Task prompt:
Output all of the entries below precisely as written.

Record set:
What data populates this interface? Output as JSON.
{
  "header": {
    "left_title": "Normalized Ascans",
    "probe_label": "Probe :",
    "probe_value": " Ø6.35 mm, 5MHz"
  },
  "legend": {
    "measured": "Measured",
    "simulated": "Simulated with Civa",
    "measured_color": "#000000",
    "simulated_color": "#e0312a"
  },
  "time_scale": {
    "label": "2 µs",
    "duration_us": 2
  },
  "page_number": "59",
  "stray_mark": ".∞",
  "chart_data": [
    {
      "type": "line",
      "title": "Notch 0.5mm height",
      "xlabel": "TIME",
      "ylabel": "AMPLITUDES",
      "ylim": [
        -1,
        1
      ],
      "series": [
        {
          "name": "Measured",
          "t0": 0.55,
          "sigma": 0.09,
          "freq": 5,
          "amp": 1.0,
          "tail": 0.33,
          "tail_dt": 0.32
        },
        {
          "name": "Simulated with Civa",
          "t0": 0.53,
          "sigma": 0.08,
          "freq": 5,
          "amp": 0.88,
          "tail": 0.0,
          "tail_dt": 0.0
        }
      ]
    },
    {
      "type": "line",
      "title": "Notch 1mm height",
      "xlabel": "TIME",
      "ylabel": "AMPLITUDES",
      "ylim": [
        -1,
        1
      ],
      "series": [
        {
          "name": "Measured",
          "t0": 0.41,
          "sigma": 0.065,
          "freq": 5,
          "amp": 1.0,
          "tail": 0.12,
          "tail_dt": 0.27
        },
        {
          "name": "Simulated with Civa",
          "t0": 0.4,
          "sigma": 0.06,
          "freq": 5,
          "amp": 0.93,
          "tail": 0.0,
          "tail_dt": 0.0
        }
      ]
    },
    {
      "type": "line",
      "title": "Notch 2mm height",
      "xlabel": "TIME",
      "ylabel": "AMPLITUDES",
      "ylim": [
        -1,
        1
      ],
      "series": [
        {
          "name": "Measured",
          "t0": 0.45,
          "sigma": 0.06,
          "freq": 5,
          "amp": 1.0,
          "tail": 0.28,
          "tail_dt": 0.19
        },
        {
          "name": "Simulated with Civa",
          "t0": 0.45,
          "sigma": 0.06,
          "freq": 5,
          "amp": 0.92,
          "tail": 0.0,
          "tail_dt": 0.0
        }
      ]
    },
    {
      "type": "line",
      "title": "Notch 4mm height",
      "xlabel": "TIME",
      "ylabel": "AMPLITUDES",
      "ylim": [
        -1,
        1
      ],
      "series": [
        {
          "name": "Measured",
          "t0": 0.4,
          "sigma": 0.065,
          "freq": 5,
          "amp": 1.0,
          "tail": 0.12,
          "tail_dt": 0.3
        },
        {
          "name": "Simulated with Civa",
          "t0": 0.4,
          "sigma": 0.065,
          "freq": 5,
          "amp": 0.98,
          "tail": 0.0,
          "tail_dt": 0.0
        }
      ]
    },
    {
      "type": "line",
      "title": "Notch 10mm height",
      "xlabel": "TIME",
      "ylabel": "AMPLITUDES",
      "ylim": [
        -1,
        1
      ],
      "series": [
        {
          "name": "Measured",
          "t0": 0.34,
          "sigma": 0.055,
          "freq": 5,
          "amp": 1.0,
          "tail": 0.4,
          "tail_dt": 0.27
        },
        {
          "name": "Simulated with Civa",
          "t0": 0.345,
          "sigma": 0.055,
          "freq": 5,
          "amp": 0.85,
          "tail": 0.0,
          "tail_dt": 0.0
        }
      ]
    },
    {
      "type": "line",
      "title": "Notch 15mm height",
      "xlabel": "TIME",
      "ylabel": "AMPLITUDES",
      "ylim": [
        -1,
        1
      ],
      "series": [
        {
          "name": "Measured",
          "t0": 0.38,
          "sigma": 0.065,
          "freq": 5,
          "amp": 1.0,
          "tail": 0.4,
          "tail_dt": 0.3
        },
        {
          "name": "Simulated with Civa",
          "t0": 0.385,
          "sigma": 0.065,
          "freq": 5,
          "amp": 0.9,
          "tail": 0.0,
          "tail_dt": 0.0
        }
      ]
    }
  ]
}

The output:
What data populates this interface? Output as JSON.
{
  "header": {
    "left_title": "Normalized Ascans",
    "probe_label": "Probe :",
    "probe_value": " Ø6.35 mm, 5MHz"
  },
  "legend": {
    "measured": "Measured",
    "simulated": "Simulated with Civa",
    "measured_color": "#000000",
    "simulated_color": "#e0312a"
  },
  "time_scale": {
    "label": "2 µs",
    "duration_us": 2
  },
  "page_number": "59",
  "stray_mark": ".∞",
  "chart_data": [
    {
      "type": "line",
      "title": "Notch 0.5mm height",
      "xlabel": "TIME",
      "ylabel": "AMPLITUDES",
      "ylim": [
        -1,
        1
      ],
      "series": [
        {
          "name": "Measured",
          "t0": 0.55,
          "sigma": 0.09,
          "freq": 5,
          "amp": 1.0,
          "tail": 0.33,
          "tail_dt": 0.32
        },
        {
          "name": "Simulated with Civa",
          "t0": 0.53,
          "sigma": 0.08,
          "freq": 5,
          "amp": 0.88,
          "tail": 0.0,
          "tail_dt": 0.0
        }
      ]
    },
    {
      "type": "line",
      "title": "Notch 1mm height",
      "xlabel": "TIME",
      "ylabel": "AMPLITUDES",
      "ylim": [
        -1,
        1
      ],
      "series": [
        {
          "name": "Measured",
          "t0": 0.41,
          "sigma": 0.065,
          "freq": 5,
          "amp": 1.0,
          "tail": 0.12,
          "tail_dt": 0.27
        },
        {
          "name": "Simulated with Civa",
          "t0": 0.4,
          "sigma": 0.06,
          "freq": 5,
          "amp": 0.93,
          "tail": 0.0,
          "tail_dt": 0.0
        }
      ]
    },
    {
      "type": "line",
      "title": "Notch 2mm height",
      "xlabel": "TIME",
      "ylabel": "AMPLITUDES",
      "ylim": [
        -1,
        1
      ],
      "series": [
        {
          "name": "Measured",
          "t0": 0.45,
          "sigma": 0.06,
          "freq": 5,
          "amp": 1.0,
          "tail": 0.28,
          "tail_dt": 0.19
        },
        {
          "name": "Simulated with Civa",
          "t0": 0.45,
          "sigma": 0.06,
          "freq": 5,
          "amp": 0.92,
          "tail": 0.0,
          "tail_dt": 0.0
        }
      ]
    },
    {
      "type": "line",
      "title": "Notch 4mm height",
      "xlabel": "TIME",
      "ylabel": "AMPLITUDES",
      "ylim": [
        -1,
        1
      ],
      "series": [
        {
          "name": "Measured",
          "t0": 0.4,
          "sigma": 0.065,
          "freq": 5,
          "amp": 1.0,
          "tail": 0.12,
          "tail_dt": 0.3
        },
        {
          "name": "Simulated with Civa",
          "t0": 0.4,
          "sigma": 0.065,
          "freq": 5,
          "amp": 0.98,
          "tail": 0.0,
          "tail_dt": 0.0
        }
      ]
    },
    {
      "type": "line",
      "title": "Notch 10mm height",
      "xlabel": "TIME",
      "ylabel": "AMPLITUDES",
      "ylim": [
        -1,
        1
      ],
      "series": [
        {
          "name": "Measured",
          "t0": 0.34,
          "sigma": 0.055,
          "freq": 5,
          "amp": 1.0,
          "tail": 0.4,
          "tail_dt": 0.27
        },
        {
          "name": "Simulated with Civa",
          "t0": 0.345,
          "sigma": 0.055,
          "freq": 5,
          "amp": 0.85,
          "tail": 0.0,
          "tail_dt": 0.0
        }
      ]
    },
    {
      "type": "line",
      "title": "Notch 15mm height",
      "xlabel": "TIME",
      "ylabel": "AMPLITUDES",
      "ylim": [
        -1,
        1
      ],
      "series": [
        {
          "name": "Measured",
          "t0": 0.38,
          "sigma": 0.065,
          "freq": 5,
          "amp": 1.0,
          "tail": 0.4,
          "tail_dt": 0.3
        },
        {
          "name": "Simulated with Civa",
          "t0": 0.385,
          "sigma": 0.065,
          "freq": 5,
          "amp": 0.9,
          "tail": 0.0,
          "tail_dt": 0.0
        }
      ]
    }
  ]
}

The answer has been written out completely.